WRITTEN EXERCISE — Check every line of the material below for the string "JSON", and return the ones that have it.

(Data excerpts)
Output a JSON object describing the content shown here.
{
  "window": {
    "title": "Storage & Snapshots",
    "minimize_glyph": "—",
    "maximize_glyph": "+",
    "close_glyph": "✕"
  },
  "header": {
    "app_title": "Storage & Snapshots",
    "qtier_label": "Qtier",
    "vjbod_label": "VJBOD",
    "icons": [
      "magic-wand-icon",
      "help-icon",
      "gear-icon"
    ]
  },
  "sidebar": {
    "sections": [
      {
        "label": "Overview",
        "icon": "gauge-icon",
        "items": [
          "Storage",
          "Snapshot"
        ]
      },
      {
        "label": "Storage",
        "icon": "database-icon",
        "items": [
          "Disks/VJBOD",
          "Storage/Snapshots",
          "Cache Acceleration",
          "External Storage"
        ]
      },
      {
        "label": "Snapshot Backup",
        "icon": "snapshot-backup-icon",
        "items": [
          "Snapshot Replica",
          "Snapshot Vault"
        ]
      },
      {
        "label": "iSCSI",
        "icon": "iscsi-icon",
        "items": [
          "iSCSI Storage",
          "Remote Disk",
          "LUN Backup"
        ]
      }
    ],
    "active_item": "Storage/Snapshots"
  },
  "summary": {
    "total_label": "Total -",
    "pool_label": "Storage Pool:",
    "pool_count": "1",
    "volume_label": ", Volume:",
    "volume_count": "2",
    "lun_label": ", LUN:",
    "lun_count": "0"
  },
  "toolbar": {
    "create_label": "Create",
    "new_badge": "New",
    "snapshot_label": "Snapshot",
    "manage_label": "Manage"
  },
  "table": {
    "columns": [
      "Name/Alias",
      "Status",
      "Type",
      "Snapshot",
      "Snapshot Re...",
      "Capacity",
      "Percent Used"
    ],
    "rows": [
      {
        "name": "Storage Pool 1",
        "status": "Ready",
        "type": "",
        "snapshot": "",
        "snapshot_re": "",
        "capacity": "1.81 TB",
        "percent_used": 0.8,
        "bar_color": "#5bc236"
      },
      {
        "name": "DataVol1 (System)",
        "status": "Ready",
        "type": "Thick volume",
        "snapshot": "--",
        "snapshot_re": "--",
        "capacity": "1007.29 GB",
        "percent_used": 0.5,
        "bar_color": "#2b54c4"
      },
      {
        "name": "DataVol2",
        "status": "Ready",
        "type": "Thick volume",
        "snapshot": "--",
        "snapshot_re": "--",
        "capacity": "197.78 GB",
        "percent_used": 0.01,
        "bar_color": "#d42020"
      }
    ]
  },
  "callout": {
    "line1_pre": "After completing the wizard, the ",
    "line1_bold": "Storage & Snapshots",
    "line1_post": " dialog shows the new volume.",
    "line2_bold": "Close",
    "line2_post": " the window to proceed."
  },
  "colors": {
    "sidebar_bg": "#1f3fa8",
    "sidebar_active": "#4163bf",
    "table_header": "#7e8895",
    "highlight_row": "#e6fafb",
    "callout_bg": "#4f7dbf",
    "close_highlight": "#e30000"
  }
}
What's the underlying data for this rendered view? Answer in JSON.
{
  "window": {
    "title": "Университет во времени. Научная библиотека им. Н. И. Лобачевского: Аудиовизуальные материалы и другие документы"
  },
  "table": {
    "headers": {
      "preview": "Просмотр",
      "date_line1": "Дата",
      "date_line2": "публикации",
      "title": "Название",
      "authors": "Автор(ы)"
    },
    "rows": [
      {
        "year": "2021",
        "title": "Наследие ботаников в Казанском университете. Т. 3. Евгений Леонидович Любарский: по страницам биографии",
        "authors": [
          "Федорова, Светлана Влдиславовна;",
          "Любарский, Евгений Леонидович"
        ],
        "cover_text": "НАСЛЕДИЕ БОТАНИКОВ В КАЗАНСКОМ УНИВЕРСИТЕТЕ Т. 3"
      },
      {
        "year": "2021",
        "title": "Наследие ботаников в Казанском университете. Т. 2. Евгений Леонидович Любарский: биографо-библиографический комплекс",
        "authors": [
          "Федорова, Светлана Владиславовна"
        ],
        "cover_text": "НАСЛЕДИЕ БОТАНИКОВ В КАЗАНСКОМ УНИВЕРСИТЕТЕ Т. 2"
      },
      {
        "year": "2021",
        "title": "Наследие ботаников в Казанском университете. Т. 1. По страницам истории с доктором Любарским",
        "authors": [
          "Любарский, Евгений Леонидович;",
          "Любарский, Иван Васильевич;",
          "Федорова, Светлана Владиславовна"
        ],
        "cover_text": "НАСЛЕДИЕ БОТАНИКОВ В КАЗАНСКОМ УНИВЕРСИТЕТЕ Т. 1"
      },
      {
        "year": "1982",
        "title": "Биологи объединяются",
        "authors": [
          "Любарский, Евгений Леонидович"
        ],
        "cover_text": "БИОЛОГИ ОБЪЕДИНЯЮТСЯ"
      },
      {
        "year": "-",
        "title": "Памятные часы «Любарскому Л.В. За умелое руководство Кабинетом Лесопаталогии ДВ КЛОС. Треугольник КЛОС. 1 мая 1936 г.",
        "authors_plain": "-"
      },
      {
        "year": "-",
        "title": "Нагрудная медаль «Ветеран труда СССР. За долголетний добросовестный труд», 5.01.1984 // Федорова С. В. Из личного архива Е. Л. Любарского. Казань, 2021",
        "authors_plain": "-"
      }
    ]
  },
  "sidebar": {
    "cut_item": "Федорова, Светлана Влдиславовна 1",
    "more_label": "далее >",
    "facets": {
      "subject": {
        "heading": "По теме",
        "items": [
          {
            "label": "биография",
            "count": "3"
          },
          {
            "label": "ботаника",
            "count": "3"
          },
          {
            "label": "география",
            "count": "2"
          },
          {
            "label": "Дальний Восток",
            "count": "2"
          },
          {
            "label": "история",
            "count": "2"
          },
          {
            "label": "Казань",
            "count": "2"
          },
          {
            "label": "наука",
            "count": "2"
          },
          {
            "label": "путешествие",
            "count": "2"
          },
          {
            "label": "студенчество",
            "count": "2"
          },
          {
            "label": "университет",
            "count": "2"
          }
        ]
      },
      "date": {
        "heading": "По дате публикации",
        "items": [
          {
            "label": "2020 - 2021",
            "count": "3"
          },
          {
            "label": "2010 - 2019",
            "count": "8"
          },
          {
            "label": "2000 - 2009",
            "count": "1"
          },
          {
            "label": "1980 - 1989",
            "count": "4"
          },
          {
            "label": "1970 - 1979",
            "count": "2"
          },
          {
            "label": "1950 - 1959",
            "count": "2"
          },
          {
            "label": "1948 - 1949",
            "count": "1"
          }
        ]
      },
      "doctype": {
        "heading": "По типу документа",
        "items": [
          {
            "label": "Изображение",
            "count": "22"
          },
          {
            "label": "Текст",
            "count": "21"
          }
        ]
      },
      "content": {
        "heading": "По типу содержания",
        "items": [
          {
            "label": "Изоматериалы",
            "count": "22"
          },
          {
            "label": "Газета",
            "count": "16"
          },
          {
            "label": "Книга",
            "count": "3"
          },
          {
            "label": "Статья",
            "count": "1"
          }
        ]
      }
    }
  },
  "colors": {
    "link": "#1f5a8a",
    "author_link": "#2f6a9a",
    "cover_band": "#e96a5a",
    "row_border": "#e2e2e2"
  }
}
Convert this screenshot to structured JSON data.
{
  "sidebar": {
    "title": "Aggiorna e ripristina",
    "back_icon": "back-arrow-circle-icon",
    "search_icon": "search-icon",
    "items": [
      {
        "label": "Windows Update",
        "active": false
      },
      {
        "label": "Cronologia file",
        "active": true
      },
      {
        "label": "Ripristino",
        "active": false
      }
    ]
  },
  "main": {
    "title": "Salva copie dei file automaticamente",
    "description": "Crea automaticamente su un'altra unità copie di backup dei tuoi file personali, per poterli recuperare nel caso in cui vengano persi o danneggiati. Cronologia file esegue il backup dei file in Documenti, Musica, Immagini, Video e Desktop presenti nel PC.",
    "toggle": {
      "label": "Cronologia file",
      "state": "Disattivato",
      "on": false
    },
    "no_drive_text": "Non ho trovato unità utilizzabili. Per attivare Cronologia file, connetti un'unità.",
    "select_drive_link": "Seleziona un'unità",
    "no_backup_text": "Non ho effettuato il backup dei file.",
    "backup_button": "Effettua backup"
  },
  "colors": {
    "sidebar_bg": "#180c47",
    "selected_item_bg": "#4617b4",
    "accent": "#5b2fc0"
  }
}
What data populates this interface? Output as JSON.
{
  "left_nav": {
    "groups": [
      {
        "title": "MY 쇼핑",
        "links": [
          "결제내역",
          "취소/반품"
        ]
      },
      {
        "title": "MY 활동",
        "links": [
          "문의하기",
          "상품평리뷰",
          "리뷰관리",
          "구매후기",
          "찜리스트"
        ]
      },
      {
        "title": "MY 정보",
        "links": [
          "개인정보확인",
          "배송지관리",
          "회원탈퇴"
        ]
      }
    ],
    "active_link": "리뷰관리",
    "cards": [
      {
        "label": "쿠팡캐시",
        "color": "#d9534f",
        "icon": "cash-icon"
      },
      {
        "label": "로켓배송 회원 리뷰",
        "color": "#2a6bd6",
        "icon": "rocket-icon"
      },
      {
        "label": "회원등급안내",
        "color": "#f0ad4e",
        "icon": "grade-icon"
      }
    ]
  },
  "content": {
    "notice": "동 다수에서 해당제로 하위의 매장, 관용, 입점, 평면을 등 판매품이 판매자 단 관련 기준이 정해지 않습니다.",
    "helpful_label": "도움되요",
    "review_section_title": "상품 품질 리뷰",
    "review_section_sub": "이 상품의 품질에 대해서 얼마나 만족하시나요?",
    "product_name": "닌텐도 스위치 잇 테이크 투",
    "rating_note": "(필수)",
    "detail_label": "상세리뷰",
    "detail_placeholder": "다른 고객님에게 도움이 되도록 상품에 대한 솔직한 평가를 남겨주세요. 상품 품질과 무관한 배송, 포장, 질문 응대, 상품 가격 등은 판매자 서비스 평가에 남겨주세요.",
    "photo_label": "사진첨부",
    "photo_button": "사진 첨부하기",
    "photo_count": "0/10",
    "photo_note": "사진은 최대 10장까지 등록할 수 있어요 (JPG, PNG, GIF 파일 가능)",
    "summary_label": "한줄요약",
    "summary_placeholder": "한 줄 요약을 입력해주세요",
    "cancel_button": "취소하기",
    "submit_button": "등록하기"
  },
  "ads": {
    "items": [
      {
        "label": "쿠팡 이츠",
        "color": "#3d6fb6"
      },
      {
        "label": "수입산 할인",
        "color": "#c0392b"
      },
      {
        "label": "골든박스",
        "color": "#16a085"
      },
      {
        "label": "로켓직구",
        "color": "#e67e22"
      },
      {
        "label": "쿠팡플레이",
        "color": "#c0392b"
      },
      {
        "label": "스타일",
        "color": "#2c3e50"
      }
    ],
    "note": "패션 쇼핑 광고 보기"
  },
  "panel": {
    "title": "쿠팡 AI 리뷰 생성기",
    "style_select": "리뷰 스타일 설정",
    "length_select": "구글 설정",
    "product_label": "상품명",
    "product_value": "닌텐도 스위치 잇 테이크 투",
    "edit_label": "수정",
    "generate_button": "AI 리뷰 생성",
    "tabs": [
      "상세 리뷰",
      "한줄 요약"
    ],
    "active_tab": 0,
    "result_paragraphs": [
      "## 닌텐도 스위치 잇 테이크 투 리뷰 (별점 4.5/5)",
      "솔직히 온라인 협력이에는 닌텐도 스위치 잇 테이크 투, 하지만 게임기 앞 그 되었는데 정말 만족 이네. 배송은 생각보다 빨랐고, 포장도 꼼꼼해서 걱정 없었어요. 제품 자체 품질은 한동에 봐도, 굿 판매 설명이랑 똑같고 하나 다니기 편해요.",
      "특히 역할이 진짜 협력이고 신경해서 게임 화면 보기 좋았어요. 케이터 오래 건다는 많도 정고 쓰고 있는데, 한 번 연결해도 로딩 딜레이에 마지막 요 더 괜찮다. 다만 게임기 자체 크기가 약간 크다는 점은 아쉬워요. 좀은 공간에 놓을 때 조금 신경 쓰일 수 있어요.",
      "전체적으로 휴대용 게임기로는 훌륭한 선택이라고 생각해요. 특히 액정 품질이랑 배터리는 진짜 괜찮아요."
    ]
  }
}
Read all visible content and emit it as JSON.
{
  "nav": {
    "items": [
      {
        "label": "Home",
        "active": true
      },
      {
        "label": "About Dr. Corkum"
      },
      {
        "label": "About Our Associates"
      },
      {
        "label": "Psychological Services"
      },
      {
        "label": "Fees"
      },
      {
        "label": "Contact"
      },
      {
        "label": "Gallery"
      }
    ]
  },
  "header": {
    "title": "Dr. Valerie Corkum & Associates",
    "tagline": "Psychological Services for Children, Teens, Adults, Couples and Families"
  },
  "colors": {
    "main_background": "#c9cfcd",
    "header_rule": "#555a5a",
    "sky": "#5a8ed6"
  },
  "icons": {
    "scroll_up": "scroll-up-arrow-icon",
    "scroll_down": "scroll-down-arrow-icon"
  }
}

RESULT OF THE TASK —
Output a JSON object describing the content shown here.
What's the underlying data for this rendered view? Answer in JSON.
Convert this screenshot to structured JSON data.
What data populates this interface? Output as JSON.
Read all visible content and emit it as JSON.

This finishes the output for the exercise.